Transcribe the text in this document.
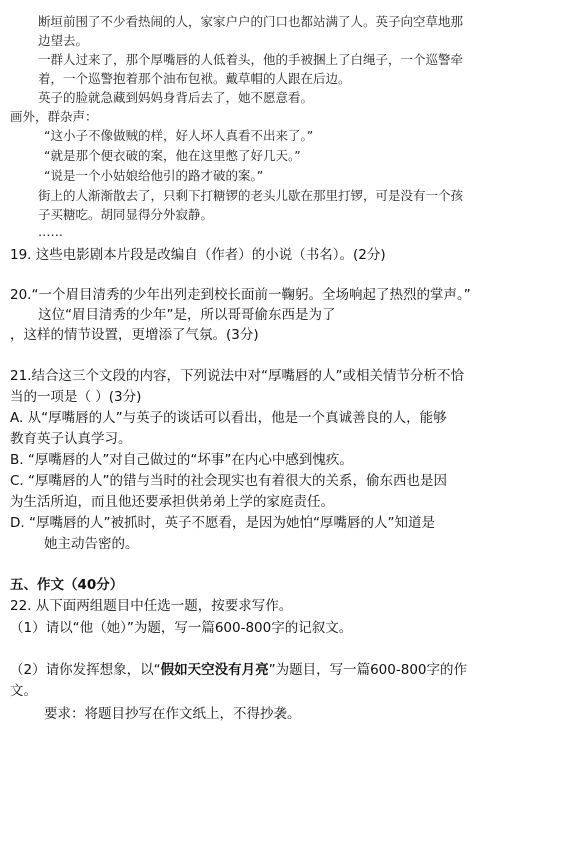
断垣前围了不少看热闹的人，家家户户的门口也都站满了人。英子向空草地那
边望去。
一群人过来了，那个厚嘴唇的人低着头，他的手被捆上了白绳子，一个巡警牵
着，一个巡警抱着那个油布包袱。戴草帽的人跟在后边。
英子的脸就急藏到妈妈身背后去了，她不愿意看。
画外，群杂声：
“这小子不像做贼的样，好人坏人真看不出来了。”
“就是那个便衣破的案，他在这里憋了好几天。”
“说是一个小姑娘给他引的路才破的案。”
街上的人渐渐散去了，只剩下打糖锣的老头儿歇在那里打锣，可是没有一个孩
子买糖吃。胡同显得分外寂静。
……
19. 这些电影剧本片段是改编自（作者）的小说（书名）。(2分)
20.“一个眉目清秀的少年出列走到校长面前一鞠躬。全场响起了热烈的掌声。”
这位“眉目清秀的少年”是，所以哥哥偷东西是为了
，这样的情节设置，更增添了气氛。(3分)
21.结合这三个文段的内容，下列说法中对“厚嘴唇的人”或相关情节分析不恰
当的一项是（ ）(3分)
A. 从“厚嘴唇的人”与英子的谈话可以看出，他是一个真诚善良的人，能够
教育英子认真学习。
B. “厚嘴唇的人”对自己做过的“坏事”在内心中感到愧疚。
C. “厚嘴唇的人”的错与当时的社会现实也有着很大的关系，偷东西也是因
为生活所迫，而且他还要承担供弟弟上学的家庭责任。
D. “厚嘴唇的人”被抓时，英子不愿看，是因为她怕“厚嘴唇的人”知道是
她主动告密的。
五、作文（40分）
22. 从下面两组题目中任选一题，按要求写作。
（1）请以“他（她）”为题，写一篇600-800字的记叙文。
（2）请你发挥想象，以“假如天空没有月亮”为题目，写一篇600-800字的作
文。
要求：将题目抄写在作文纸上，不得抄袭。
+++
__GIVEN REQUEST__
Keep the pictures out of the copy and return the rest of the data above exactly.

__RESPONSE FOR THIS EXERCISE__
Transcribe the text in this document.
断垣前围了不少看热闹的人，家家户户的门口也都站满了人。英子向空草地那
边望去。
一群人过来了，那个厚嘴唇的人低着头，他的手被捆上了白绳子，一个巡警牵
着，一个巡警抱着那个油布包袱。戴草帽的人跟在后边。
英子的脸就急藏到妈妈身背后去了，她不愿意看。
画外，群杂声：
“这小子不像做贼的样，好人坏人真看不出来了。”
“就是那个便衣破的案，他在这里憋了好几天。”
“说是一个小姑娘给他引的路才破的案。”
街上的人渐渐散去了，只剩下打糖锣的老头儿歇在那里打锣，可是没有一个孩
子买糖吃。胡同显得分外寂静。
……
19. 这些电影剧本片段是改编自（作者）的小说（书名）。(2分)
20.“一个眉目清秀的少年出列走到校长面前一鞠躬。全场响起了热烈的掌声。”
这位“眉目清秀的少年”是，所以哥哥偷东西是为了
，这样的情节设置，更增添了气氛。(3分)
21.结合这三个文段的内容，下列说法中对“厚嘴唇的人”或相关情节分析不恰
当的一项是（ ）(3分)
A. 从“厚嘴唇的人”与英子的谈话可以看出，他是一个真诚善良的人，能够
教育英子认真学习。
B. “厚嘴唇的人”对自己做过的“坏事”在内心中感到愧疚。
C. “厚嘴唇的人”的错与当时的社会现实也有着很大的关系，偷东西也是因
为生活所迫，而且他还要承担供弟弟上学的家庭责任。
D. “厚嘴唇的人”被抓时，英子不愿看，是因为她怕“厚嘴唇的人”知道是
她主动告密的。
五、作文（40分）
22. 从下面两组题目中任选一题，按要求写作。
（1）请以“他（她）”为题，写一篇600-800字的记叙文。
（2）请你发挥想象，以“假如天空没有月亮”为题目，写一篇600-800字的作
文。
要求：将题目抄写在作文纸上，不得抄袭。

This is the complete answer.